(Dataset rows about figures)
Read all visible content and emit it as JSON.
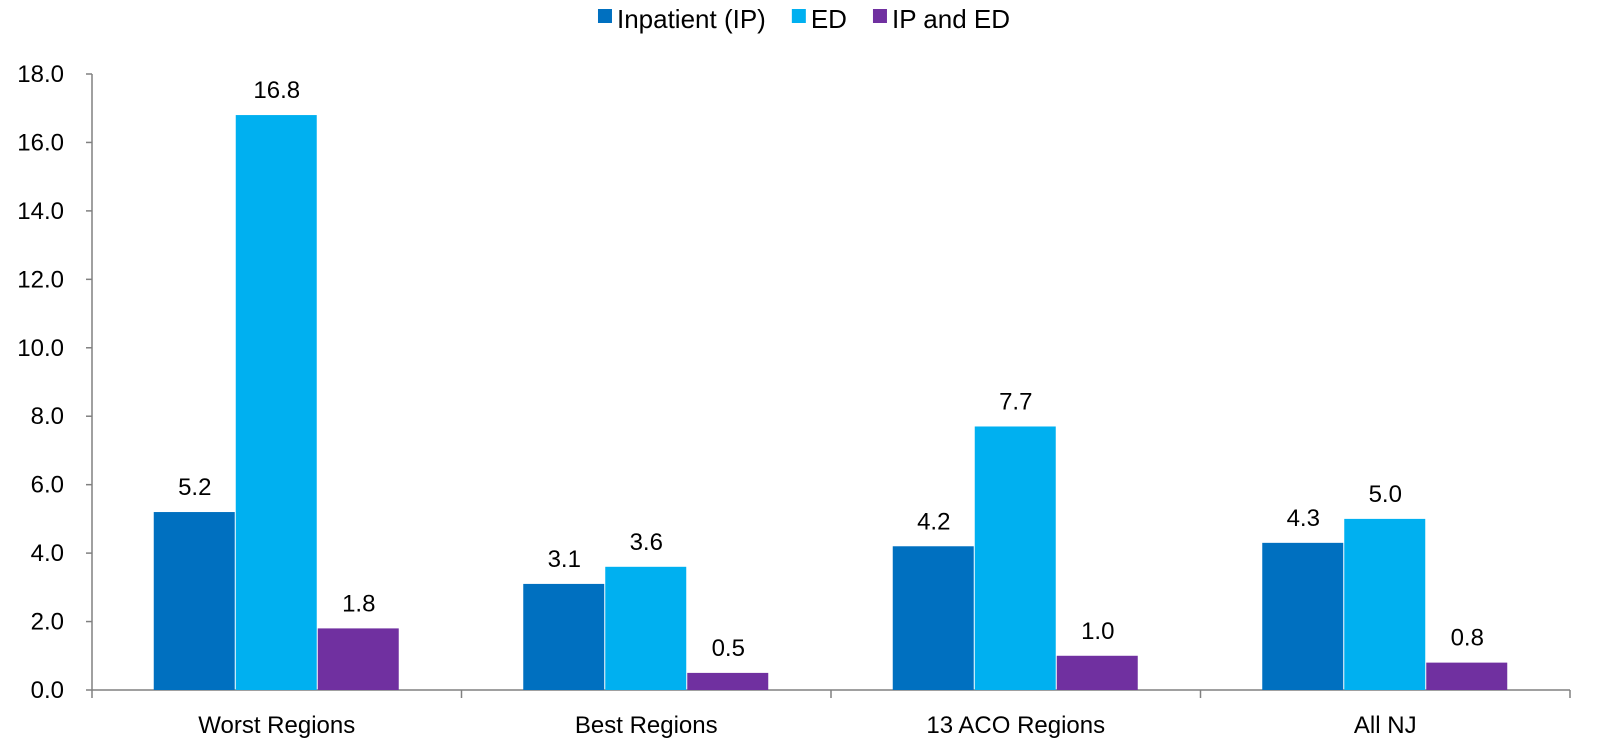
{
  "chart_data": {
    "type": "bar",
    "categories": [
      "Worst Regions",
      "Best Regions",
      "13 ACO Regions",
      "All NJ"
    ],
    "series": [
      {
        "name": "Inpatient (IP)",
        "color": "#0070C0",
        "values": [
          5.2,
          3.1,
          4.2,
          4.3
        ],
        "labels": [
          "5.2",
          "3.1",
          "4.2",
          "4.3"
        ]
      },
      {
        "name": "ED",
        "color": "#00B0F0",
        "values": [
          16.8,
          3.6,
          7.7,
          5.0
        ],
        "labels": [
          "16.8",
          "3.6",
          "7.7",
          "5.0"
        ]
      },
      {
        "name": "IP and ED",
        "color": "#7030A0",
        "values": [
          1.8,
          0.5,
          1.0,
          0.8
        ],
        "labels": [
          "1.8",
          "0.5",
          "1.0",
          "0.8"
        ]
      }
    ],
    "y_ticks": [
      "0.0",
      "2.0",
      "4.0",
      "6.0",
      "8.0",
      "10.0",
      "12.0",
      "14.0",
      "16.0",
      "18.0"
    ],
    "ylim": [
      0,
      18
    ],
    "grid": false,
    "legend_position": "top-center",
    "axis_color": "#808080"
  }
}
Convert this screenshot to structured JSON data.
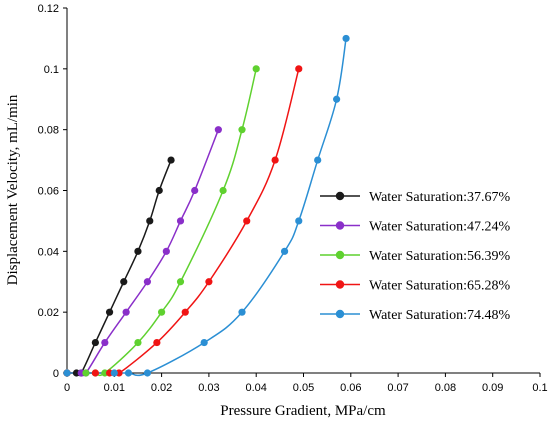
{
  "chart_data": {
    "type": "line",
    "xlabel": "Pressure Gradient, MPa/cm",
    "ylabel": "Displacement Velocity, mL/min",
    "xlim": [
      0,
      0.1
    ],
    "ylim": [
      0,
      0.12
    ],
    "x_ticks": [
      "0",
      "0.01",
      "0.02",
      "0.03",
      "0.04",
      "0.05",
      "0.06",
      "0.07",
      "0.08",
      "0.09",
      "0.1"
    ],
    "y_ticks": [
      "0",
      "0.02",
      "0.04",
      "0.06",
      "0.08",
      "0.1",
      "0.12"
    ],
    "grid": false,
    "legend_position": "right",
    "series": [
      {
        "name": "Water Saturation:37.67%",
        "color": "#1a1a1a",
        "points": [
          [
            0,
            0
          ],
          [
            0.002,
            0
          ],
          [
            0.003,
            0
          ],
          [
            0.006,
            0.01
          ],
          [
            0.009,
            0.02
          ],
          [
            0.012,
            0.03
          ],
          [
            0.015,
            0.04
          ],
          [
            0.0175,
            0.05
          ],
          [
            0.0195,
            0.06
          ],
          [
            0.022,
            0.07
          ]
        ]
      },
      {
        "name": "Water Saturation:47.24%",
        "color": "#8a2fc9",
        "points": [
          [
            0,
            0
          ],
          [
            0.003,
            0
          ],
          [
            0.004,
            0
          ],
          [
            0.008,
            0.01
          ],
          [
            0.0125,
            0.02
          ],
          [
            0.017,
            0.03
          ],
          [
            0.021,
            0.04
          ],
          [
            0.024,
            0.05
          ],
          [
            0.027,
            0.06
          ],
          [
            0.032,
            0.08
          ]
        ]
      },
      {
        "name": "Water Saturation:56.39%",
        "color": "#5fd12f",
        "points": [
          [
            0,
            0
          ],
          [
            0.004,
            0
          ],
          [
            0.006,
            0
          ],
          [
            0.008,
            0
          ],
          [
            0.015,
            0.01
          ],
          [
            0.02,
            0.02
          ],
          [
            0.024,
            0.03
          ],
          [
            0.033,
            0.06
          ],
          [
            0.037,
            0.08
          ],
          [
            0.04,
            0.1
          ]
        ]
      },
      {
        "name": "Water Saturation:65.28%",
        "color": "#f01414",
        "points": [
          [
            0,
            0
          ],
          [
            0.006,
            0
          ],
          [
            0.009,
            0
          ],
          [
            0.011,
            0
          ],
          [
            0.019,
            0.01
          ],
          [
            0.025,
            0.02
          ],
          [
            0.03,
            0.03
          ],
          [
            0.038,
            0.05
          ],
          [
            0.044,
            0.07
          ],
          [
            0.049,
            0.1
          ]
        ]
      },
      {
        "name": "Water Saturation:74.48%",
        "color": "#2b8fd4",
        "points": [
          [
            0,
            0
          ],
          [
            0.01,
            0
          ],
          [
            0.013,
            0
          ],
          [
            0.017,
            0
          ],
          [
            0.029,
            0.01
          ],
          [
            0.037,
            0.02
          ],
          [
            0.046,
            0.04
          ],
          [
            0.049,
            0.05
          ],
          [
            0.053,
            0.07
          ],
          [
            0.057,
            0.09
          ],
          [
            0.059,
            0.11
          ]
        ]
      }
    ]
  }
}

◆ OBJECTIVE
Using the material above, retype each entry exactly and omit the pictures.

◆ RESULT FOR THIS EXERCISE
Read all visible content and emit it as JSON.
{
  "chart_data": {
    "type": "bar",
    "categories": [
      "Worst Regions",
      "Best Regions",
      "13 ACO Regions",
      "All NJ"
    ],
    "series": [
      {
        "name": "Inpatient (IP)",
        "color": "#0070C0",
        "values": [
          5.2,
          3.1,
          4.2,
          4.3
        ],
        "labels": [
          "5.2",
          "3.1",
          "4.2",
          "4.3"
        ]
      },
      {
        "name": "ED",
        "color": "#00B0F0",
        "values": [
          16.8,
          3.6,
          7.7,
          5.0
        ],
        "labels": [
          "16.8",
          "3.6",
          "7.7",
          "5.0"
        ]
      },
      {
        "name": "IP and ED",
        "color": "#7030A0",
        "values": [
          1.8,
          0.5,
          1.0,
          0.8
        ],
        "labels": [
          "1.8",
          "0.5",
          "1.0",
          "0.8"
        ]
      }
    ],
    "y_ticks": [
      "0.0",
      "2.0",
      "4.0",
      "6.0",
      "8.0",
      "10.0",
      "12.0",
      "14.0",
      "16.0",
      "18.0"
    ],
    "ylim": [
      0,
      18
    ],
    "grid": false,
    "legend_position": "top-center",
    "axis_color": "#808080"
  }
}
Convert this screenshot to structured JSON data.
{
  "chart_data": {
    "type": "line",
    "xlabel": "Pressure Gradient, MPa/cm",
    "ylabel": "Displacement Velocity, mL/min",
    "xlim": [
      0,
      0.1
    ],
    "ylim": [
      0,
      0.12
    ],
    "x_ticks": [
      "0",
      "0.01",
      "0.02",
      "0.03",
      "0.04",
      "0.05",
      "0.06",
      "0.07",
      "0.08",
      "0.09",
      "0.1"
    ],
    "y_ticks": [
      "0",
      "0.02",
      "0.04",
      "0.06",
      "0.08",
      "0.1",
      "0.12"
    ],
    "grid": false,
    "legend_position": "right",
    "series": [
      {
        "name": "Water Saturation:37.67%",
        "color": "#1a1a1a",
        "points": [
          [
            0,
            0
          ],
          [
            0.002,
            0
          ],
          [
            0.003,
            0
          ],
          [
            0.006,
            0.01
          ],
          [
            0.009,
            0.02
          ],
          [
            0.012,
            0.03
          ],
          [
            0.015,
            0.04
          ],
          [
            0.0175,
            0.05
          ],
          [
            0.0195,
            0.06
          ],
          [
            0.022,
            0.07
          ]
        ]
      },
      {
        "name": "Water Saturation:47.24%",
        "color": "#8a2fc9",
        "points": [
          [
            0,
            0
          ],
          [
            0.003,
            0
          ],
          [
            0.004,
            0
          ],
          [
            0.008,
            0.01
          ],
          [
            0.0125,
            0.02
          ],
          [
            0.017,
            0.03
          ],
          [
            0.021,
            0.04
          ],
          [
            0.024,
            0.05
          ],
          [
            0.027,
            0.06
          ],
          [
            0.032,
            0.08
          ]
        ]
      },
      {
        "name": "Water Saturation:56.39%",
        "color": "#5fd12f",
        "points": [
          [
            0,
            0
          ],
          [
            0.004,
            0
          ],
          [
            0.006,
            0
          ],
          [
            0.008,
            0
          ],
          [
            0.015,
            0.01
          ],
          [
            0.02,
            0.02
          ],
          [
            0.024,
            0.03
          ],
          [
            0.033,
            0.06
          ],
          [
            0.037,
            0.08
          ],
          [
            0.04,
            0.1
          ]
        ]
      },
      {
        "name": "Water Saturation:65.28%",
        "color": "#f01414",
        "points": [
          [
            0,
            0
          ],
          [
            0.006,
            0
          ],
          [
            0.009,
            0
          ],
          [
            0.011,
            0
          ],
          [
            0.019,
            0.01
          ],
          [
            0.025,
            0.02
          ],
          [
            0.03,
            0.03
          ],
          [
            0.038,
            0.05
          ],
          [
            0.044,
            0.07
          ],
          [
            0.049,
            0.1
          ]
        ]
      },
      {
        "name": "Water Saturation:74.48%",
        "color": "#2b8fd4",
        "points": [
          [
            0,
            0
          ],
          [
            0.01,
            0
          ],
          [
            0.013,
            0
          ],
          [
            0.017,
            0
          ],
          [
            0.029,
            0.01
          ],
          [
            0.037,
            0.02
          ],
          [
            0.046,
            0.04
          ],
          [
            0.049,
            0.05
          ],
          [
            0.053,
            0.07
          ],
          [
            0.057,
            0.09
          ],
          [
            0.059,
            0.11
          ]
        ]
      }
    ]
  }
}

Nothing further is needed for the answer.